> Task goal: From the records below, pull each line that has "paſſim".

> Material for the task:
§ §
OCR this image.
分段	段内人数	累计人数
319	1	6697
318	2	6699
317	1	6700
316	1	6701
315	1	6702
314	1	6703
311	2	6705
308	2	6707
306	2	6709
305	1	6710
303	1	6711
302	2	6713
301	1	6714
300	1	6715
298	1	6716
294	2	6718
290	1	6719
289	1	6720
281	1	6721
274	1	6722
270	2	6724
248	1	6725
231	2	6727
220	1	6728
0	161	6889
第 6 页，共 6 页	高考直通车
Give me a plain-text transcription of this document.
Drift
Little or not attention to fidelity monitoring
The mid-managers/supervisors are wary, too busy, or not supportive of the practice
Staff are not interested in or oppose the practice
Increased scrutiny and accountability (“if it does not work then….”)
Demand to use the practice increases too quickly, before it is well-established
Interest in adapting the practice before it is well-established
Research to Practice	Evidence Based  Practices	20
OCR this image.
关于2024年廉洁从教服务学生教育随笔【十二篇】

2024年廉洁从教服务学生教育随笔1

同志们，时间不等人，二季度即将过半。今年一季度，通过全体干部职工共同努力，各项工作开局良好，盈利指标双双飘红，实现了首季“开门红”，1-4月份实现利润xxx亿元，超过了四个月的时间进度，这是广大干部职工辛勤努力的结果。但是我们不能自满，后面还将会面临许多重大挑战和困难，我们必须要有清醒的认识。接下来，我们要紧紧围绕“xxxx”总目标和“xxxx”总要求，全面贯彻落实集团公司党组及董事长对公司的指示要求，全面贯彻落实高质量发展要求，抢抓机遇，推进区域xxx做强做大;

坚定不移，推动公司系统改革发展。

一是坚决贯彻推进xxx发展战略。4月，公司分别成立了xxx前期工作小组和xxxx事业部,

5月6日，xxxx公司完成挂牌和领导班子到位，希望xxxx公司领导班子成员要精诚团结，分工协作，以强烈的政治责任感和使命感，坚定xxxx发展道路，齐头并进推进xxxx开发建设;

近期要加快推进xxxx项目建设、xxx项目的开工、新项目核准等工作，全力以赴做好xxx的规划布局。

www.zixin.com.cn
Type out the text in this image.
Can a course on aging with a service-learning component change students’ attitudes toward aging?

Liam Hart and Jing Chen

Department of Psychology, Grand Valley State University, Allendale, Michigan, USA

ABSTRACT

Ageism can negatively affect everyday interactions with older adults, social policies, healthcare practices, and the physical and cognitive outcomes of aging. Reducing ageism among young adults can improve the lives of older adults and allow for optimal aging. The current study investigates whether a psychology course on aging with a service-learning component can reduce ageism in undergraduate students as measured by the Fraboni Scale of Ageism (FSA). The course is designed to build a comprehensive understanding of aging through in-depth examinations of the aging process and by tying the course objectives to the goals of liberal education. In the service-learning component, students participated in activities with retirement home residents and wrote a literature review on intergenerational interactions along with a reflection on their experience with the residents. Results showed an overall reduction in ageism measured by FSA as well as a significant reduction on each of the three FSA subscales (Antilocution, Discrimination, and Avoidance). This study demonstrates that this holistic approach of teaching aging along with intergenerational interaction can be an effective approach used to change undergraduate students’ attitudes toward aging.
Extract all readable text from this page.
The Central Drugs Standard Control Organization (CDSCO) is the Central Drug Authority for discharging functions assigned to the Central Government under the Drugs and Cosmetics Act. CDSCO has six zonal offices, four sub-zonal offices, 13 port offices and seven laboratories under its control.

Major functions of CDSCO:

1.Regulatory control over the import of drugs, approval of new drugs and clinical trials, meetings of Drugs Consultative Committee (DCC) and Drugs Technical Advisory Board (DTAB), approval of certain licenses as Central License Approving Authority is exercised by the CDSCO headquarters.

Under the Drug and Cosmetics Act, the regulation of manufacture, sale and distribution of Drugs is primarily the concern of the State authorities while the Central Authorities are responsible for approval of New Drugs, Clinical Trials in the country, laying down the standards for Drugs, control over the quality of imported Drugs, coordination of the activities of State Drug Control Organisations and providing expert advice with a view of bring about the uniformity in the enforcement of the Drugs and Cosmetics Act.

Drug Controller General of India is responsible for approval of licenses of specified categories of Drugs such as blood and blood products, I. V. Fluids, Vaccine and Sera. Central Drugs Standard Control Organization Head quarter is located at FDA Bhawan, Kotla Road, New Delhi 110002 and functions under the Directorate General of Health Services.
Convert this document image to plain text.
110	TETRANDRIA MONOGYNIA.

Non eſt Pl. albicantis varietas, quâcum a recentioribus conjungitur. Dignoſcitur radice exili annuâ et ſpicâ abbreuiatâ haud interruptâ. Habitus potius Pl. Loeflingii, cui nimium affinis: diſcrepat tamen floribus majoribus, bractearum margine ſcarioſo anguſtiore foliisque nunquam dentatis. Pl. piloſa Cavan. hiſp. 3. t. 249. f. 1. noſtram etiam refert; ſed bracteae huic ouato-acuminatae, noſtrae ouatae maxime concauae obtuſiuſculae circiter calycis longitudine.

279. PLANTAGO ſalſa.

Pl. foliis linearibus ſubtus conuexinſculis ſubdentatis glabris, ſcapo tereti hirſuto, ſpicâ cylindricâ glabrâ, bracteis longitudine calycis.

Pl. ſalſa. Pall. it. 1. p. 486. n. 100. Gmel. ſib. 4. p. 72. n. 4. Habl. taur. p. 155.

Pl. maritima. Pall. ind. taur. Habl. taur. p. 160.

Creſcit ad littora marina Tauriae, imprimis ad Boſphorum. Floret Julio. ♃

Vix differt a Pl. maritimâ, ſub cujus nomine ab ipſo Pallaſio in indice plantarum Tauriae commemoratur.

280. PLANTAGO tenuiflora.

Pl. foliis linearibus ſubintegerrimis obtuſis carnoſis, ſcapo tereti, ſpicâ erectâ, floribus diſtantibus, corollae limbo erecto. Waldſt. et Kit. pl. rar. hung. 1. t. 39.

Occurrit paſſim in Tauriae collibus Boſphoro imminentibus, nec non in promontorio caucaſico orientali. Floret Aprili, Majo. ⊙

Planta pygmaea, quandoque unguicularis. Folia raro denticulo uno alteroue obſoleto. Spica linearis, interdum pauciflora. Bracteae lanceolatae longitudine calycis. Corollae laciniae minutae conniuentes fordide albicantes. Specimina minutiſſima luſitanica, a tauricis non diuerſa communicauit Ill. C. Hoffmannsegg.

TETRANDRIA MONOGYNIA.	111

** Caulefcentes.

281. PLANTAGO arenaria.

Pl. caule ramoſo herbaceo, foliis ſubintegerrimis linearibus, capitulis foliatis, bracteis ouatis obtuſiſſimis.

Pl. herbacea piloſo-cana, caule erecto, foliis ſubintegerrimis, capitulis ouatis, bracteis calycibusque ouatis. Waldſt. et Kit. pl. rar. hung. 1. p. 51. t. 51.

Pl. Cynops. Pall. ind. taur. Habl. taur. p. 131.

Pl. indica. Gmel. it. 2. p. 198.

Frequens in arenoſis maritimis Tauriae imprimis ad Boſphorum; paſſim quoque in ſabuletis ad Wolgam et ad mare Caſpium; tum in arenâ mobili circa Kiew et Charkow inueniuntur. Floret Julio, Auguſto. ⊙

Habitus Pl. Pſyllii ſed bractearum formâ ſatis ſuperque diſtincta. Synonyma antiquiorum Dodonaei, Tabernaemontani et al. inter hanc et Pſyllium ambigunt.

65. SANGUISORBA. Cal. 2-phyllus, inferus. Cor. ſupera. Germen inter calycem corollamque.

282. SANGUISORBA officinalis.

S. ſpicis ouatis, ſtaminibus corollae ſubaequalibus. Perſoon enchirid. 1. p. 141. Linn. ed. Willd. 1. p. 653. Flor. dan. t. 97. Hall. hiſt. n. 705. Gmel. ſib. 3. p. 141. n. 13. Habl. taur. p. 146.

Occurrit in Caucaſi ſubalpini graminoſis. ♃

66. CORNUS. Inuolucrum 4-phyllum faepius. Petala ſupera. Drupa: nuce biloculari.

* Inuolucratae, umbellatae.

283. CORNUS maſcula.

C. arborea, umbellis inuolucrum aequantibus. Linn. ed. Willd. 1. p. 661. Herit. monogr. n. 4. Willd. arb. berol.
§ §
> Solution for this task:
Occurrit paſſim in Tauriae collibus Boſphoro imminentibus, nec non in promontorio caucaſico orientali. Floret Aprili, Majo. ⊙
Frequens in arenoſis maritimis Tauriae imprimis ad Boſphorum; paſſim quoque in ſabuletis ad Wolgam et ad mare Caſpium; tum in arenâ mobili circa Kiew et Charkow inueniuntur. Floret Julio, Auguſto. ⊙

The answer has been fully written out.